# start of INFORMATION PROVIDED
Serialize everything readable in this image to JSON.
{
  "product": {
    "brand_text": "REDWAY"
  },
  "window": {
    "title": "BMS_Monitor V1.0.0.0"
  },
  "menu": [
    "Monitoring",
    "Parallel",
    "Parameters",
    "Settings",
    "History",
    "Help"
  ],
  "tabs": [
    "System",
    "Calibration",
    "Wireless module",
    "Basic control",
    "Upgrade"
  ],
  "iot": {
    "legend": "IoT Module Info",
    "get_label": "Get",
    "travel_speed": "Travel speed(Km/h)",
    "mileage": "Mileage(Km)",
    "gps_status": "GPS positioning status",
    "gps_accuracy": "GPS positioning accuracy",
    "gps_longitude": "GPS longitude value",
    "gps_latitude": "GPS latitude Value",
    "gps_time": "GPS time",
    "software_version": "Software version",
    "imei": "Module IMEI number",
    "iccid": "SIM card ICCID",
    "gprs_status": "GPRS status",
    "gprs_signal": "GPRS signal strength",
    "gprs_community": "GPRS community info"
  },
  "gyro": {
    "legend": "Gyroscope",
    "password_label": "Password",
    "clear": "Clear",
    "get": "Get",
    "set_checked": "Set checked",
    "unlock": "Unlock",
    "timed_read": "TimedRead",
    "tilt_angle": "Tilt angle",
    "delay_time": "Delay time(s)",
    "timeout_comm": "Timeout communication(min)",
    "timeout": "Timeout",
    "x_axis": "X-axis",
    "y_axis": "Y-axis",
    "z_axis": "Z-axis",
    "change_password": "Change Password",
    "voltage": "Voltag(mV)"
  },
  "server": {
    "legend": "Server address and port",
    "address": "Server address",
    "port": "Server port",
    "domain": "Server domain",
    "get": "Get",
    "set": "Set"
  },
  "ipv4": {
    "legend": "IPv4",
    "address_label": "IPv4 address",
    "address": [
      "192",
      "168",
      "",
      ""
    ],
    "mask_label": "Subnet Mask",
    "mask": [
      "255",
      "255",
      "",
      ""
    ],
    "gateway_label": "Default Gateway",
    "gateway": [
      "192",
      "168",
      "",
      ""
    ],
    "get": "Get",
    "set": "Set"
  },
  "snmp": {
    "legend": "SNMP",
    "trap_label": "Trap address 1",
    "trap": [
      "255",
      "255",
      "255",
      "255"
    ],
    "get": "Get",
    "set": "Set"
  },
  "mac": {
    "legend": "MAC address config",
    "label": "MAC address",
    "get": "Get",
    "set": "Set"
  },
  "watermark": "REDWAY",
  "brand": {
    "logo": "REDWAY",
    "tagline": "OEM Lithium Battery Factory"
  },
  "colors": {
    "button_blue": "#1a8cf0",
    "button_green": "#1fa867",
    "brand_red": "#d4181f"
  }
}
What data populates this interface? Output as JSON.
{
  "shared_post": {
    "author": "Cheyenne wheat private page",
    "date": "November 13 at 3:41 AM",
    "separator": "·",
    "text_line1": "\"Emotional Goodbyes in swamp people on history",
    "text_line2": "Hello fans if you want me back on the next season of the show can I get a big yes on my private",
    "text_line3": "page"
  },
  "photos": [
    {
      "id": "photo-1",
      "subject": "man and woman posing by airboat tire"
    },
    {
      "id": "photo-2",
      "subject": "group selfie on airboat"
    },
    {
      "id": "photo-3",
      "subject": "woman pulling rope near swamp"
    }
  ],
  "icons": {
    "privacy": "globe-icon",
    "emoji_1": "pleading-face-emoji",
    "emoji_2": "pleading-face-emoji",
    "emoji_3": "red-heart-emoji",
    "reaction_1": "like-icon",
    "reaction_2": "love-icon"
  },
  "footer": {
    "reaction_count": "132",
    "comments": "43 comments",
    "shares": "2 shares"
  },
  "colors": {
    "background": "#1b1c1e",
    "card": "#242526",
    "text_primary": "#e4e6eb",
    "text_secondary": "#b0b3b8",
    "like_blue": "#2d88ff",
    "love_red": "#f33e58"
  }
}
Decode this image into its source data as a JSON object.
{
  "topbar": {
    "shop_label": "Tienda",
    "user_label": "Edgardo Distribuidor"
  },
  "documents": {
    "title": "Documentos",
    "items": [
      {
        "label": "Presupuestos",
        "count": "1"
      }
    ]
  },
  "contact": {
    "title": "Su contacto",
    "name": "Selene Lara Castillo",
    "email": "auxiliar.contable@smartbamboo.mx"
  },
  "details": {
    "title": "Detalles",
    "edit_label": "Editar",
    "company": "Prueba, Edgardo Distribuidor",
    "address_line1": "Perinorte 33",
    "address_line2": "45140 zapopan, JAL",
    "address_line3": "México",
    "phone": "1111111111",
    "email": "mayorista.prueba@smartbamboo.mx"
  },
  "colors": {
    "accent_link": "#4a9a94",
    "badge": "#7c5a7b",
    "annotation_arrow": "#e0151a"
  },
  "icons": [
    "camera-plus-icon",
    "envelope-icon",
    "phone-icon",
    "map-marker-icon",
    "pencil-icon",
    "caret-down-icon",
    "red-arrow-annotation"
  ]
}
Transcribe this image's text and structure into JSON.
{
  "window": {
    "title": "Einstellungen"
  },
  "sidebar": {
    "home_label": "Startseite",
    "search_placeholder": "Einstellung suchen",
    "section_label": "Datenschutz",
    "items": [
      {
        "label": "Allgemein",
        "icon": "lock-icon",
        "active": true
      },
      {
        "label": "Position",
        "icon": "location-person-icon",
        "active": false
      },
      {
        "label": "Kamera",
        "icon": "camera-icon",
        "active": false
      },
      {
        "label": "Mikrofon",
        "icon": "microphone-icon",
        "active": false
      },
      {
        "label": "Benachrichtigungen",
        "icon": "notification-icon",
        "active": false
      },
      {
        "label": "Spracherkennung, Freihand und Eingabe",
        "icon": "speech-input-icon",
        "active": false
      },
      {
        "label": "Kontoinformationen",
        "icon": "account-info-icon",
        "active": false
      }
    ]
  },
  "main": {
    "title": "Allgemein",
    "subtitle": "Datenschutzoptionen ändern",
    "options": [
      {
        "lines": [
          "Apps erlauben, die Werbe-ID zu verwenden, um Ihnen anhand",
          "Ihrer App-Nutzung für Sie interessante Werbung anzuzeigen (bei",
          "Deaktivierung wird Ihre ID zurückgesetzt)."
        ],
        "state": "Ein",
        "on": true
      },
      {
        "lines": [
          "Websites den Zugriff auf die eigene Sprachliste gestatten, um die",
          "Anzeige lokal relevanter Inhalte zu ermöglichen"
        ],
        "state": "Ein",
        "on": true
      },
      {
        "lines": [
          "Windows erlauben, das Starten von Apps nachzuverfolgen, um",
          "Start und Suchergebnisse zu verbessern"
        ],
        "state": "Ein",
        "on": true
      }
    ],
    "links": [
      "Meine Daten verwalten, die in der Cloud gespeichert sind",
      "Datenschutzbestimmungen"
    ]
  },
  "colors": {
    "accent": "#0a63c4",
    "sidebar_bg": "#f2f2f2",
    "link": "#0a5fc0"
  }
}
# end of INFORMATION PROVIDED
▶ **EXERCISE**
Repeat each record exactly. Omit nothing.

▶ **COMPLETE OUTPUT**
Serialize everything readable in this image to JSON.
{
  "product": {
    "brand_text": "REDWAY"
  },
  "window": {
    "title": "BMS_Monitor V1.0.0.0"
  },
  "menu": [
    "Monitoring",
    "Parallel",
    "Parameters",
    "Settings",
    "History",
    "Help"
  ],
  "tabs": [
    "System",
    "Calibration",
    "Wireless module",
    "Basic control",
    "Upgrade"
  ],
  "iot": {
    "legend": "IoT Module Info",
    "get_label": "Get",
    "travel_speed": "Travel speed(Km/h)",
    "mileage": "Mileage(Km)",
    "gps_status": "GPS positioning status",
    "gps_accuracy": "GPS positioning accuracy",
    "gps_longitude": "GPS longitude value",
    "gps_latitude": "GPS latitude Value",
    "gps_time": "GPS time",
    "software_version": "Software version",
    "imei": "Module IMEI number",
    "iccid": "SIM card ICCID",
    "gprs_status": "GPRS status",
    "gprs_signal": "GPRS signal strength",
    "gprs_community": "GPRS community info"
  },
  "gyro": {
    "legend": "Gyroscope",
    "password_label": "Password",
    "clear": "Clear",
    "get": "Get",
    "set_checked": "Set checked",
    "unlock": "Unlock",
    "timed_read": "TimedRead",
    "tilt_angle": "Tilt angle",
    "delay_time": "Delay time(s)",
    "timeout_comm": "Timeout communication(min)",
    "timeout": "Timeout",
    "x_axis": "X-axis",
    "y_axis": "Y-axis",
    "z_axis": "Z-axis",
    "change_password": "Change Password",
    "voltage": "Voltag(mV)"
  },
  "server": {
    "legend": "Server address and port",
    "address": "Server address",
    "port": "Server port",
    "domain": "Server domain",
    "get": "Get",
    "set": "Set"
  },
  "ipv4": {
    "legend": "IPv4",
    "address_label": "IPv4 address",
    "address": [
      "192",
      "168",
      "",
      ""
    ],
    "mask_label": "Subnet Mask",
    "mask": [
      "255",
      "255",
      "",
      ""
    ],
    "gateway_label": "Default Gateway",
    "gateway": [
      "192",
      "168",
      "",
      ""
    ],
    "get": "Get",
    "set": "Set"
  },
  "snmp": {
    "legend": "SNMP",
    "trap_label": "Trap address 1",
    "trap": [
      "255",
      "255",
      "255",
      "255"
    ],
    "get": "Get",
    "set": "Set"
  },
  "mac": {
    "legend": "MAC address config",
    "label": "MAC address",
    "get": "Get",
    "set": "Set"
  },
  "watermark": "REDWAY",
  "brand": {
    "logo": "REDWAY",
    "tagline": "OEM Lithium Battery Factory"
  },
  "colors": {
    "button_blue": "#1a8cf0",
    "button_green": "#1fa867",
    "brand_red": "#d4181f"
  }
}
What data populates this interface? Output as JSON.
{
  "shared_post": {
    "author": "Cheyenne wheat private page",
    "date": "November 13 at 3:41 AM",
    "separator": "·",
    "text_line1": "\"Emotional Goodbyes in swamp people on history",
    "text_line2": "Hello fans if you want me back on the next season of the show can I get a big yes on my private",
    "text_line3": "page"
  },
  "photos": [
    {
      "id": "photo-1",
      "subject": "man and woman posing by airboat tire"
    },
    {
      "id": "photo-2",
      "subject": "group selfie on airboat"
    },
    {
      "id": "photo-3",
      "subject": "woman pulling rope near swamp"
    }
  ],
  "icons": {
    "privacy": "globe-icon",
    "emoji_1": "pleading-face-emoji",
    "emoji_2": "pleading-face-emoji",
    "emoji_3": "red-heart-emoji",
    "reaction_1": "like-icon",
    "reaction_2": "love-icon"
  },
  "footer": {
    "reaction_count": "132",
    "comments": "43 comments",
    "shares": "2 shares"
  },
  "colors": {
    "background": "#1b1c1e",
    "card": "#242526",
    "text_primary": "#e4e6eb",
    "text_secondary": "#b0b3b8",
    "like_blue": "#2d88ff",
    "love_red": "#f33e58"
  }
}
Decode this image into its source data as a JSON object.
{
  "topbar": {
    "shop_label": "Tienda",
    "user_label": "Edgardo Distribuidor"
  },
  "documents": {
    "title": "Documentos",
    "items": [
      {
        "label": "Presupuestos",
        "count": "1"
      }
    ]
  },
  "contact": {
    "title": "Su contacto",
    "name": "Selene Lara Castillo",
    "email": "auxiliar.contable@smartbamboo.mx"
  },
  "details": {
    "title": "Detalles",
    "edit_label": "Editar",
    "company": "Prueba, Edgardo Distribuidor",
    "address_line1": "Perinorte 33",
    "address_line2": "45140 zapopan, JAL",
    "address_line3": "México",
    "phone": "1111111111",
    "email": "mayorista.prueba@smartbamboo.mx"
  },
  "colors": {
    "accent_link": "#4a9a94",
    "badge": "#7c5a7b",
    "annotation_arrow": "#e0151a"
  },
  "icons": [
    "camera-plus-icon",
    "envelope-icon",
    "phone-icon",
    "map-marker-icon",
    "pencil-icon",
    "caret-down-icon",
    "red-arrow-annotation"
  ]
}
Transcribe this image's text and structure into JSON.
{
  "window": {
    "title": "Einstellungen"
  },
  "sidebar": {
    "home_label": "Startseite",
    "search_placeholder": "Einstellung suchen",
    "section_label": "Datenschutz",
    "items": [
      {
        "label": "Allgemein",
        "icon": "lock-icon",
        "active": true
      },
      {
        "label": "Position",
        "icon": "location-person-icon",
        "active": false
      },
      {
        "label": "Kamera",
        "icon": "camera-icon",
        "active": false
      },
      {
        "label": "Mikrofon",
        "icon": "microphone-icon",
        "active": false
      },
      {
        "label": "Benachrichtigungen",
        "icon": "notification-icon",
        "active": false
      },
      {
        "label": "Spracherkennung, Freihand und Eingabe",
        "icon": "speech-input-icon",
        "active": false
      },
      {
        "label": "Kontoinformationen",
        "icon": "account-info-icon",
        "active": false
      }
    ]
  },
  "main": {
    "title": "Allgemein",
    "subtitle": "Datenschutzoptionen ändern",
    "options": [
      {
        "lines": [
          "Apps erlauben, die Werbe-ID zu verwenden, um Ihnen anhand",
          "Ihrer App-Nutzung für Sie interessante Werbung anzuzeigen (bei",
          "Deaktivierung wird Ihre ID zurückgesetzt)."
        ],
        "state": "Ein",
        "on": true
      },
      {
        "lines": [
          "Websites den Zugriff auf die eigene Sprachliste gestatten, um die",
          "Anzeige lokal relevanter Inhalte zu ermöglichen"
        ],
        "state": "Ein",
        "on": true
      },
      {
        "lines": [
          "Windows erlauben, das Starten von Apps nachzuverfolgen, um",
          "Start und Suchergebnisse zu verbessern"
        ],
        "state": "Ein",
        "on": true
      }
    ],
    "links": [
      "Meine Daten verwalten, die in der Cloud gespeichert sind",
      "Datenschutzbestimmungen"
    ]
  },
  "colors": {
    "accent": "#0a63c4",
    "sidebar_bg": "#f2f2f2",
    "link": "#0a5fc0"
  }
}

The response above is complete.